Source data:
________________________
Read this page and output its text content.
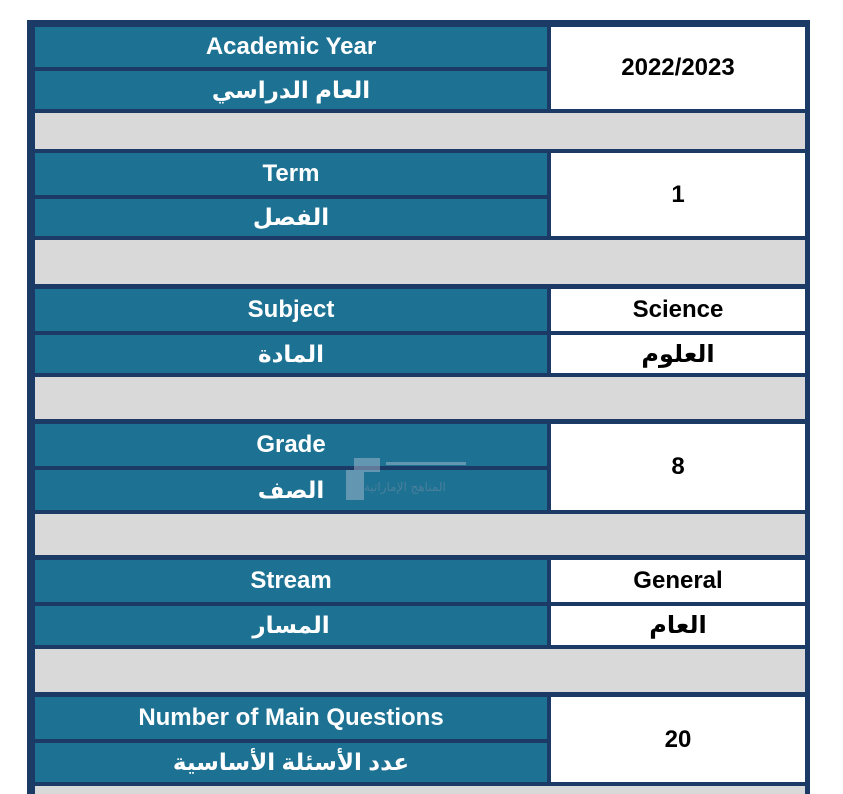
Academic Year
العام الدراسي
2022/2023
Term
الفصل
1
Subject
المادة
Science
العلوم
Grade
الصف
8
Stream
المسار
General
العام
Number of Main Questions
عدد الأسئلة الأساسية
20
المناهج الإماراتية
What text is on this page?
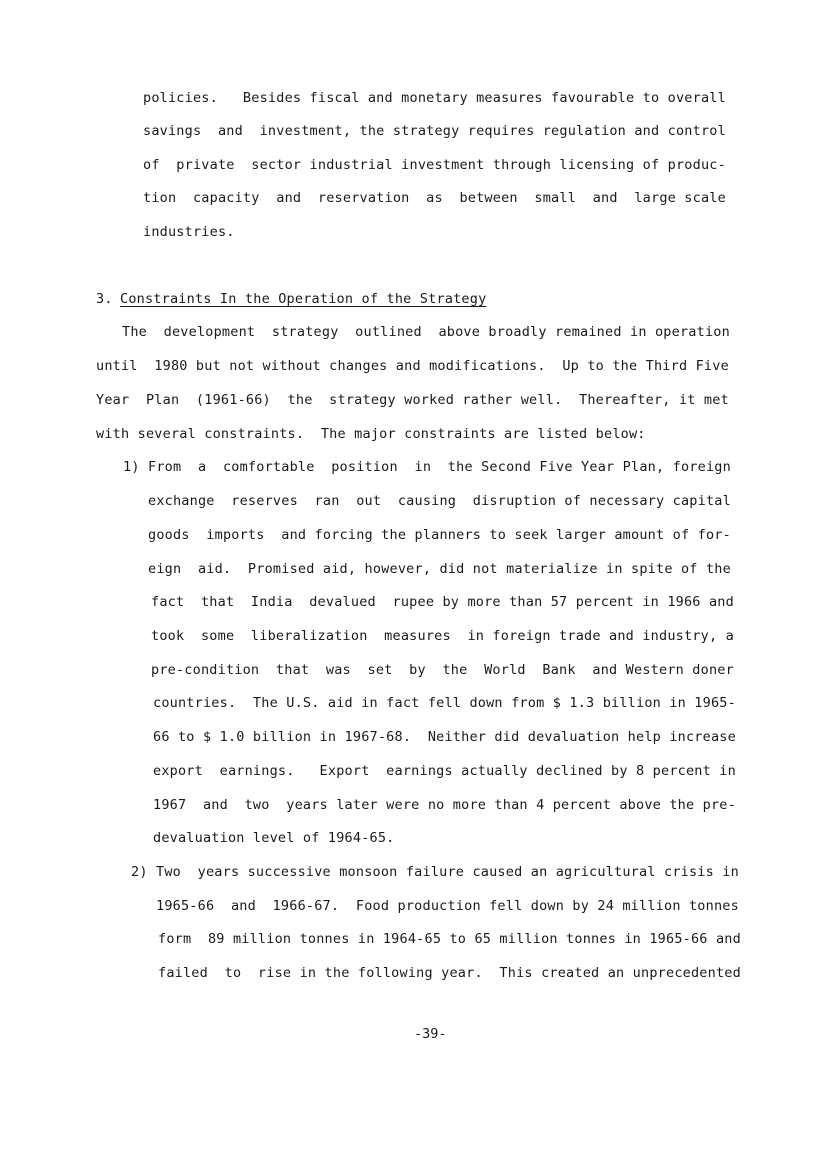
policies.   Besides fiscal and monetary measures favourable to overall
savings  and  investment, the strategy requires regulation and control
of  private  sector industrial investment through licensing of produc-
tion  capacity  and  reservation  as  between  small  and  large scale
industries.
3. Constraints In the Operation of the Strategy
The  development  strategy  outlined  above broadly remained in operation
until  1980 but not without changes and modifications.  Up to the Third Five
Year  Plan  (1961-66)  the  strategy worked rather well.  Thereafter, it met
with several constraints.  The major constraints are listed below:
1) From  a  comfortable  position  in  the Second Five Year Plan, foreign
exchange  reserves  ran  out  causing  disruption of necessary capital
goods  imports  and forcing the planners to seek larger amount of for-
eign  aid.  Promised aid, however, did not materialize in spite of the
fact  that  India  devalued  rupee by more than 57 percent in 1966 and
took  some  liberalization  measures  in foreign trade and industry, a
pre-condition  that  was  set  by  the  World  Bank  and Western doner
countries.  The U.S. aid in fact fell down from $ 1.3 billion in 1965-
66 to $ 1.0 billion in 1967-68.  Neither did devaluation help increase
export  earnings.   Export  earnings actually declined by 8 percent in
1967  and  two  years later were no more than 4 percent above the pre-
devaluation level of 1964-65.
2) Two  years successive monsoon failure caused an agricultural crisis in
1965-66  and  1966-67.  Food production fell down by 24 million tonnes
form  89 million tonnes in 1964-65 to 65 million tonnes in 1965-66 and
failed  to  rise in the following year.  This created an unprecedented
-39-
________________________
What to produce. Leave out the pictures and retype every line above exactly.

The completed task.
Read this page and output its text content.
Academic Year
العام الدراسي
2022/2023
Term
الفصل
1
Subject
المادة
Science
العلوم
Grade
الصف
8
Stream
المسار
General
العام
Number of Main Questions
عدد الأسئلة الأساسية
20
المناهج الإماراتية
What text is on this page?
policies.   Besides fiscal and monetary measures favourable to overall
savings  and  investment, the strategy requires regulation and control
of  private  sector industrial investment through licensing of produc-
tion  capacity  and  reservation  as  between  small  and  large scale
industries.
3. Constraints In the Operation of the Strategy
The  development  strategy  outlined  above broadly remained in operation
until  1980 but not without changes and modifications.  Up to the Third Five
Year  Plan  (1961-66)  the  strategy worked rather well.  Thereafter, it met
with several constraints.  The major constraints are listed below:
1) From  a  comfortable  position  in  the Second Five Year Plan, foreign
exchange  reserves  ran  out  causing  disruption of necessary capital
goods  imports  and forcing the planners to seek larger amount of for-
eign  aid.  Promised aid, however, did not materialize in spite of the
fact  that  India  devalued  rupee by more than 57 percent in 1966 and
took  some  liberalization  measures  in foreign trade and industry, a
pre-condition  that  was  set  by  the  World  Bank  and Western doner
countries.  The U.S. aid in fact fell down from $ 1.3 billion in 1965-
66 to $ 1.0 billion in 1967-68.  Neither did devaluation help increase
export  earnings.   Export  earnings actually declined by 8 percent in
1967  and  two  years later were no more than 4 percent above the pre-
devaluation level of 1964-65.
2) Two  years successive monsoon failure caused an agricultural crisis in
1965-66  and  1966-67.  Food production fell down by 24 million tonnes
form  89 million tonnes in 1964-65 to 65 million tonnes in 1965-66 and
failed  to  rise in the following year.  This created an unprecedented
-39-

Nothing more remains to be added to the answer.